What you will do: Only the number is wanted: how many lines of the data contain "University"?

Stored items:
┄┄┄┄┄┄┄┄┄┄
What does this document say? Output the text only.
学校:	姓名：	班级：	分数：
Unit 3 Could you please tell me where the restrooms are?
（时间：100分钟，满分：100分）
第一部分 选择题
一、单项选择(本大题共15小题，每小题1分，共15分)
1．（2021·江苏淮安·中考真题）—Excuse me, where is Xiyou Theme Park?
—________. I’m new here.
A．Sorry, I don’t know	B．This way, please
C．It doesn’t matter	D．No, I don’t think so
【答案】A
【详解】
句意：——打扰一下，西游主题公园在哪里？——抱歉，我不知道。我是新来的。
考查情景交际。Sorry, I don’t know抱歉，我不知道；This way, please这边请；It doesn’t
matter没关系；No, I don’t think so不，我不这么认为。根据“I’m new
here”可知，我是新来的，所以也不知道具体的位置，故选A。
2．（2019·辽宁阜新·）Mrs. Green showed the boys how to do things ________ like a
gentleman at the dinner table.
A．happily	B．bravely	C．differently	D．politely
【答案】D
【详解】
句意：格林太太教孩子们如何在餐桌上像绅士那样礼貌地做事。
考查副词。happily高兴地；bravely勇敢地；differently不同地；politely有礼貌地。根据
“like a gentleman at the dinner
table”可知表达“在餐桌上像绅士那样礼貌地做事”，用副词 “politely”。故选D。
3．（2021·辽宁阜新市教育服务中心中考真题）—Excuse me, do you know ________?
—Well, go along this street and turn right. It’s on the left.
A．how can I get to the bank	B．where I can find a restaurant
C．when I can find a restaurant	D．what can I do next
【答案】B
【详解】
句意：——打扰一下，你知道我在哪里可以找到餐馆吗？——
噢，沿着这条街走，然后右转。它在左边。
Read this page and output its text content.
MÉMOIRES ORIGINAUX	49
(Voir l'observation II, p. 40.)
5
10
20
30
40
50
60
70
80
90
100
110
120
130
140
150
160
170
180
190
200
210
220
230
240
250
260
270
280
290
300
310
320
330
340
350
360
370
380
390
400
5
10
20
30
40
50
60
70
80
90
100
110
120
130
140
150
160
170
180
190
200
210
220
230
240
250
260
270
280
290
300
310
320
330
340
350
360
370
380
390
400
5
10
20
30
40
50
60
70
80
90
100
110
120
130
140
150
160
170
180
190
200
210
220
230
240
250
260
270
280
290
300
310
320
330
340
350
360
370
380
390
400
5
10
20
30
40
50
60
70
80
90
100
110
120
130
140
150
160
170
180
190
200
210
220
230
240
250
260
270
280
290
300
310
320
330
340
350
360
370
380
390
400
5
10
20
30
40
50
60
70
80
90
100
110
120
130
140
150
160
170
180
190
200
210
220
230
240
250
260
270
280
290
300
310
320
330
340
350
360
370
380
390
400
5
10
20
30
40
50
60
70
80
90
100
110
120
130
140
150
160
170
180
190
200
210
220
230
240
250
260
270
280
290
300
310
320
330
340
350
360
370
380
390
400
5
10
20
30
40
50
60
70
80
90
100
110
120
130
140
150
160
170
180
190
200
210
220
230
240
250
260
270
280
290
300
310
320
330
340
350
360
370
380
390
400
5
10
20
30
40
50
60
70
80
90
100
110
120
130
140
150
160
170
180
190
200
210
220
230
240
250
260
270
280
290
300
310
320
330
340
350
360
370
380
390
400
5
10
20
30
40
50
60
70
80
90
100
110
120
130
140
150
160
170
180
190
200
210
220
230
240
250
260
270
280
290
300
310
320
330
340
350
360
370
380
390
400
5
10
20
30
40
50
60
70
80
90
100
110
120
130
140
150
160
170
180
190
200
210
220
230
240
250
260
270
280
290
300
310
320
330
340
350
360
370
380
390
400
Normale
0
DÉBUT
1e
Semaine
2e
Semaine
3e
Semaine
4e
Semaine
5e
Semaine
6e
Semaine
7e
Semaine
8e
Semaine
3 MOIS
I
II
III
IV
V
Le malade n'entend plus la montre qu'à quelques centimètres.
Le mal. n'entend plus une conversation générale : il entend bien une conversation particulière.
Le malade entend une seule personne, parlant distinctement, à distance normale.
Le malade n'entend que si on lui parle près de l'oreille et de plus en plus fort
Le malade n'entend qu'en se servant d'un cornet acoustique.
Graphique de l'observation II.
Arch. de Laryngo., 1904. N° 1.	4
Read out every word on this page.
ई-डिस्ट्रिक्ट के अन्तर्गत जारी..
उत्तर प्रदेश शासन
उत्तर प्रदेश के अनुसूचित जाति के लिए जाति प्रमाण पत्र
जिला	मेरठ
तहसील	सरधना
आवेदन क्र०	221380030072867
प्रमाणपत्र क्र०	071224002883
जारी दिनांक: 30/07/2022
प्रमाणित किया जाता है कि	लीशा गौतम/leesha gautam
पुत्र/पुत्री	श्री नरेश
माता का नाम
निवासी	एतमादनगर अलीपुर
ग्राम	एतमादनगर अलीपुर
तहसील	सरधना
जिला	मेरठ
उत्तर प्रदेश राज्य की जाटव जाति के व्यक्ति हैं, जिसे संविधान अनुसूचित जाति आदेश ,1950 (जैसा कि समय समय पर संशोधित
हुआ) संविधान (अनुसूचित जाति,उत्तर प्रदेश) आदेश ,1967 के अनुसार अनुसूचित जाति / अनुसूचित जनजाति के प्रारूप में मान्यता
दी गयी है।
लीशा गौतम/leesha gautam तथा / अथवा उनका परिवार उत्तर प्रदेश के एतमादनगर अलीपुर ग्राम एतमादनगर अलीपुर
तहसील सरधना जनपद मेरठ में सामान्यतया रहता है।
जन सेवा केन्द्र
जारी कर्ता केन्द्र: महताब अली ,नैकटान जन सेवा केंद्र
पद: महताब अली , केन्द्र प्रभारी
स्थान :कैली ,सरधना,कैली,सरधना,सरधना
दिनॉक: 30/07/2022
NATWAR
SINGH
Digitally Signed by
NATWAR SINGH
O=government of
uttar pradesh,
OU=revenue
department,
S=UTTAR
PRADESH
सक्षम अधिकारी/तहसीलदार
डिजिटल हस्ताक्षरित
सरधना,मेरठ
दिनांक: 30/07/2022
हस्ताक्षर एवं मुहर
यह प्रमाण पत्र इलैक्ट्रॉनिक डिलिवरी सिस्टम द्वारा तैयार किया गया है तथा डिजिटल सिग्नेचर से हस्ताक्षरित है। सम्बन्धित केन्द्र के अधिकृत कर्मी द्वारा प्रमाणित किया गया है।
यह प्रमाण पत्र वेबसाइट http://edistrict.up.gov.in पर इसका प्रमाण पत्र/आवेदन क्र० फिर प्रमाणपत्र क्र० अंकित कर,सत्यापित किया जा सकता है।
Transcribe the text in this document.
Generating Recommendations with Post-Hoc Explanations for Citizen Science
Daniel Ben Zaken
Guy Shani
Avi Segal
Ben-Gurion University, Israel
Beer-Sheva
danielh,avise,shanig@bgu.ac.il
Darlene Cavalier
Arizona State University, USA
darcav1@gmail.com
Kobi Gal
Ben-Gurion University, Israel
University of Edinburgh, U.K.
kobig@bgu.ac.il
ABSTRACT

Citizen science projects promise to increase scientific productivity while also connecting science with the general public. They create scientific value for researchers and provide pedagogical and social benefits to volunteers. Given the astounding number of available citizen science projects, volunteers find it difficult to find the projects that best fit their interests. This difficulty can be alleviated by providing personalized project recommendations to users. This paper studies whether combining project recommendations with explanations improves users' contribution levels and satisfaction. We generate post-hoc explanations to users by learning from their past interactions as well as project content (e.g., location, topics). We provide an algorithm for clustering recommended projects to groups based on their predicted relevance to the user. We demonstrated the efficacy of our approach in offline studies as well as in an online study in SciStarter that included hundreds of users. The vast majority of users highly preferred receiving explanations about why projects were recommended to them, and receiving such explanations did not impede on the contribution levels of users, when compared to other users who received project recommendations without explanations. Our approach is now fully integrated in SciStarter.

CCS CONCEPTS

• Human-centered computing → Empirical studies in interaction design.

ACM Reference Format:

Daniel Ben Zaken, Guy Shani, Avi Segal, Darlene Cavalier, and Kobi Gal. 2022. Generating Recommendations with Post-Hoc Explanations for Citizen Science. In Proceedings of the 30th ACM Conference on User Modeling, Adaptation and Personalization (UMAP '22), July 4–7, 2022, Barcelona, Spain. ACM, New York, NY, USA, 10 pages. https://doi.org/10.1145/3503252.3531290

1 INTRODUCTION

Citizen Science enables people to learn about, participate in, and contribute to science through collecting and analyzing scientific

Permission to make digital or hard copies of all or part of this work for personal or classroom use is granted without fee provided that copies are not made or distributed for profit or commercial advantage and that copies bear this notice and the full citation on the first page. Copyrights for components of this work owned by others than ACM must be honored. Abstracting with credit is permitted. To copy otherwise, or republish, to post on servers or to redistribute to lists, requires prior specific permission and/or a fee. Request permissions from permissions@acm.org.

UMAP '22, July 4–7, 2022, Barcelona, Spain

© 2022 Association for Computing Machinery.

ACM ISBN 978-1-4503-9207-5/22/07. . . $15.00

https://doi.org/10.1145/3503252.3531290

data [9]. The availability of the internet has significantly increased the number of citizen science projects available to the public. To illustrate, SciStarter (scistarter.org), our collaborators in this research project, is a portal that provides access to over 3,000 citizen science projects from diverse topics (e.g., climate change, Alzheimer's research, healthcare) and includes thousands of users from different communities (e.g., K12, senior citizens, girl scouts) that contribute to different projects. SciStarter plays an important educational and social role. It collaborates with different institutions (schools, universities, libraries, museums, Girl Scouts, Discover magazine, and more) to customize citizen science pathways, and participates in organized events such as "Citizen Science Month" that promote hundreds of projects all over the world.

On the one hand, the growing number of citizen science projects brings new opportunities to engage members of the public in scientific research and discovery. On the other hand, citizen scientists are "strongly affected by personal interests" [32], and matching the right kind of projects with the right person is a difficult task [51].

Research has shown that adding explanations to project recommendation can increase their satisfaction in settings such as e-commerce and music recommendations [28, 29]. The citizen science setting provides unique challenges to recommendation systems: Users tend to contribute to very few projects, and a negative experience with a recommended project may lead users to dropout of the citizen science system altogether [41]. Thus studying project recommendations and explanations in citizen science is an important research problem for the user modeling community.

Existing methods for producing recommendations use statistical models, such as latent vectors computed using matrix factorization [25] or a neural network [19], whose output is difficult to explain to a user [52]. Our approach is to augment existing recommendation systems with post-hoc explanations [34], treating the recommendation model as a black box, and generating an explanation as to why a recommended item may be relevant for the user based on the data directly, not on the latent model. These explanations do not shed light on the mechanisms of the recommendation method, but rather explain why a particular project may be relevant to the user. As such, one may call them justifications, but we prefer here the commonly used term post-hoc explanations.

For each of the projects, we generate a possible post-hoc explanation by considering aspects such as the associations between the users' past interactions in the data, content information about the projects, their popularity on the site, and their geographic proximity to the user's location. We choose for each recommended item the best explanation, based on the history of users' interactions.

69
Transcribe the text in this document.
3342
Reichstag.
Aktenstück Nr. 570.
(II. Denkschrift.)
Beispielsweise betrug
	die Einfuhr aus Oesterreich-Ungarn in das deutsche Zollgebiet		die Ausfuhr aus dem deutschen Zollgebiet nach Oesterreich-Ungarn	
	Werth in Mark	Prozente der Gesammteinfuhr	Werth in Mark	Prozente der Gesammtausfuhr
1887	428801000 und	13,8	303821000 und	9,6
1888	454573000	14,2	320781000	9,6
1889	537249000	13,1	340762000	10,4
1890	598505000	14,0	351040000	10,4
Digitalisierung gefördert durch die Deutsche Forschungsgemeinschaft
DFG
┄┄┄┄┄┄┄┄┄┄
Answer to the exercise: 4